┌──

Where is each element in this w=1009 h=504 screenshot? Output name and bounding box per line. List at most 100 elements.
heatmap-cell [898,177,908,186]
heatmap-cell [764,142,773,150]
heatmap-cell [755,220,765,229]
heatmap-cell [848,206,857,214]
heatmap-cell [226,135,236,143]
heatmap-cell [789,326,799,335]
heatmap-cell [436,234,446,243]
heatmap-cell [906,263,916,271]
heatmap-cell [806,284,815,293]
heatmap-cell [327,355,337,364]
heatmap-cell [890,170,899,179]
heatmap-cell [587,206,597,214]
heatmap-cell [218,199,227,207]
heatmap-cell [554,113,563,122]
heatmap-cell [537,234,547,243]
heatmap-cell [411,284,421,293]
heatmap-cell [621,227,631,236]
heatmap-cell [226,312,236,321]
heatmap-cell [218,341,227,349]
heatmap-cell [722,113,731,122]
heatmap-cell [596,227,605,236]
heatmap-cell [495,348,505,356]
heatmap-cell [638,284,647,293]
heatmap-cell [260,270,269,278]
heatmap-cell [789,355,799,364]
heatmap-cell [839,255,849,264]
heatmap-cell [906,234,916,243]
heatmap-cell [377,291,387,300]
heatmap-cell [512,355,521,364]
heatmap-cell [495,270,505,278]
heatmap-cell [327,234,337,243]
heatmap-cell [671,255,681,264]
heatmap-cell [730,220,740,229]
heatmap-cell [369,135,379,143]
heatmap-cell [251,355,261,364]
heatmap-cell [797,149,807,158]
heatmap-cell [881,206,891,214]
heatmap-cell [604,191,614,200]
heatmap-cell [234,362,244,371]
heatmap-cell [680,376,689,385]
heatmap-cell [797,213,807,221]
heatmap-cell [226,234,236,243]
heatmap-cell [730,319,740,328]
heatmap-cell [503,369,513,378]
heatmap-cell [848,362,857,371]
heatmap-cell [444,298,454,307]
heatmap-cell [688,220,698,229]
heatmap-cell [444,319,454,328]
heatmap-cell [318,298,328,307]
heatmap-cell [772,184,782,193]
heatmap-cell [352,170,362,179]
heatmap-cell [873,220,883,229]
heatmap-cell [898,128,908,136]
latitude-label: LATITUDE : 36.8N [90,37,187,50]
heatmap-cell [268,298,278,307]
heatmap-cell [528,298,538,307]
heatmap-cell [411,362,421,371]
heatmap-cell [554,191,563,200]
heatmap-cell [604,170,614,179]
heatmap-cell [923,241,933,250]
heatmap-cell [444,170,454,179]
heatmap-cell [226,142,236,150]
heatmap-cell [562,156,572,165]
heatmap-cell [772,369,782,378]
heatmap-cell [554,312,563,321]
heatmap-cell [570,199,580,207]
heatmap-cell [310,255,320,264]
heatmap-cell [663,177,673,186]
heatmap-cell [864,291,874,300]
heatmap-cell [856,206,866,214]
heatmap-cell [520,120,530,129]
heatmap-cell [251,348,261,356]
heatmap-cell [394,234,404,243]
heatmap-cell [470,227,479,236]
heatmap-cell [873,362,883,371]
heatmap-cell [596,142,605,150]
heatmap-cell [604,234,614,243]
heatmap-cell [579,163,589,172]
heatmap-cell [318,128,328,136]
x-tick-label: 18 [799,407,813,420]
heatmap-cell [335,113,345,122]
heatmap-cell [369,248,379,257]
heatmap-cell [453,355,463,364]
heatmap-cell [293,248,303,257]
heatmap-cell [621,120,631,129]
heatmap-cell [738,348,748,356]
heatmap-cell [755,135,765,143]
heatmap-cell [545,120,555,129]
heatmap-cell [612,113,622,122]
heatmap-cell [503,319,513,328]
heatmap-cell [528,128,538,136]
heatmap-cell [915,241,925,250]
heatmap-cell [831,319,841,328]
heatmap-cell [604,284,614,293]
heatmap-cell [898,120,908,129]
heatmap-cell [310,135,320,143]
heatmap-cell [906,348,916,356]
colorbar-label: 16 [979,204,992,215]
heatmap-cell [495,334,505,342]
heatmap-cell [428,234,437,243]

└──

WHAT YOU ARE ASKED TO DO:
Print every line of the records above word for word, leaving nothing out and adding nothing.

PROBLEM SOLUTION:
Where is each element in this w=1009 h=504 screenshot? Output name and bounding box per line. List at most 100 elements.
heatmap-cell [898,177,908,186]
heatmap-cell [764,142,773,150]
heatmap-cell [755,220,765,229]
heatmap-cell [848,206,857,214]
heatmap-cell [226,135,236,143]
heatmap-cell [789,326,799,335]
heatmap-cell [436,234,446,243]
heatmap-cell [906,263,916,271]
heatmap-cell [806,284,815,293]
heatmap-cell [327,355,337,364]
heatmap-cell [890,170,899,179]
heatmap-cell [587,206,597,214]
heatmap-cell [218,199,227,207]
heatmap-cell [554,113,563,122]
heatmap-cell [537,234,547,243]
heatmap-cell [411,284,421,293]
heatmap-cell [621,227,631,236]
heatmap-cell [226,312,236,321]
heatmap-cell [218,341,227,349]
heatmap-cell [722,113,731,122]
heatmap-cell [596,227,605,236]
heatmap-cell [495,348,505,356]
heatmap-cell [638,284,647,293]
heatmap-cell [260,270,269,278]
heatmap-cell [789,355,799,364]
heatmap-cell [839,255,849,264]
heatmap-cell [906,234,916,243]
heatmap-cell [377,291,387,300]
heatmap-cell [512,355,521,364]
heatmap-cell [495,270,505,278]
heatmap-cell [327,234,337,243]
heatmap-cell [671,255,681,264]
heatmap-cell [730,220,740,229]
heatmap-cell [369,135,379,143]
heatmap-cell [251,355,261,364]
heatmap-cell [797,149,807,158]
heatmap-cell [881,206,891,214]
heatmap-cell [604,191,614,200]
heatmap-cell [234,362,244,371]
heatmap-cell [680,376,689,385]
heatmap-cell [797,213,807,221]
heatmap-cell [226,234,236,243]
heatmap-cell [730,319,740,328]
heatmap-cell [503,369,513,378]
heatmap-cell [848,362,857,371]
heatmap-cell [444,298,454,307]
heatmap-cell [688,220,698,229]
heatmap-cell [444,319,454,328]
heatmap-cell [318,298,328,307]
heatmap-cell [772,184,782,193]
heatmap-cell [352,170,362,179]
heatmap-cell [873,220,883,229]
heatmap-cell [898,128,908,136]
latitude-label: LATITUDE : 36.8N [90,37,187,50]
heatmap-cell [268,298,278,307]
heatmap-cell [528,298,538,307]
heatmap-cell [411,362,421,371]
heatmap-cell [554,191,563,200]
heatmap-cell [604,170,614,179]
heatmap-cell [923,241,933,250]
heatmap-cell [444,170,454,179]
heatmap-cell [226,142,236,150]
heatmap-cell [562,156,572,165]
heatmap-cell [772,369,782,378]
heatmap-cell [554,312,563,321]
heatmap-cell [570,199,580,207]
heatmap-cell [310,255,320,264]
heatmap-cell [663,177,673,186]
heatmap-cell [864,291,874,300]
heatmap-cell [856,206,866,214]
heatmap-cell [520,120,530,129]
heatmap-cell [251,348,261,356]
heatmap-cell [394,234,404,243]
heatmap-cell [470,227,479,236]
heatmap-cell [873,362,883,371]
heatmap-cell [596,142,605,150]
heatmap-cell [604,234,614,243]
heatmap-cell [579,163,589,172]
heatmap-cell [318,128,328,136]
x-tick-label: 18 [799,407,813,420]
heatmap-cell [335,113,345,122]
heatmap-cell [369,248,379,257]
heatmap-cell [453,355,463,364]
heatmap-cell [293,248,303,257]
heatmap-cell [621,120,631,129]
heatmap-cell [738,348,748,356]
heatmap-cell [755,135,765,143]
heatmap-cell [545,120,555,129]
heatmap-cell [612,113,622,122]
heatmap-cell [503,319,513,328]
heatmap-cell [528,128,538,136]
heatmap-cell [915,241,925,250]
heatmap-cell [831,319,841,328]
heatmap-cell [604,284,614,293]
heatmap-cell [898,120,908,129]
heatmap-cell [310,135,320,143]
heatmap-cell [906,348,916,356]
colorbar-label: 16 [979,204,992,215]
heatmap-cell [495,334,505,342]
heatmap-cell [428,234,437,243]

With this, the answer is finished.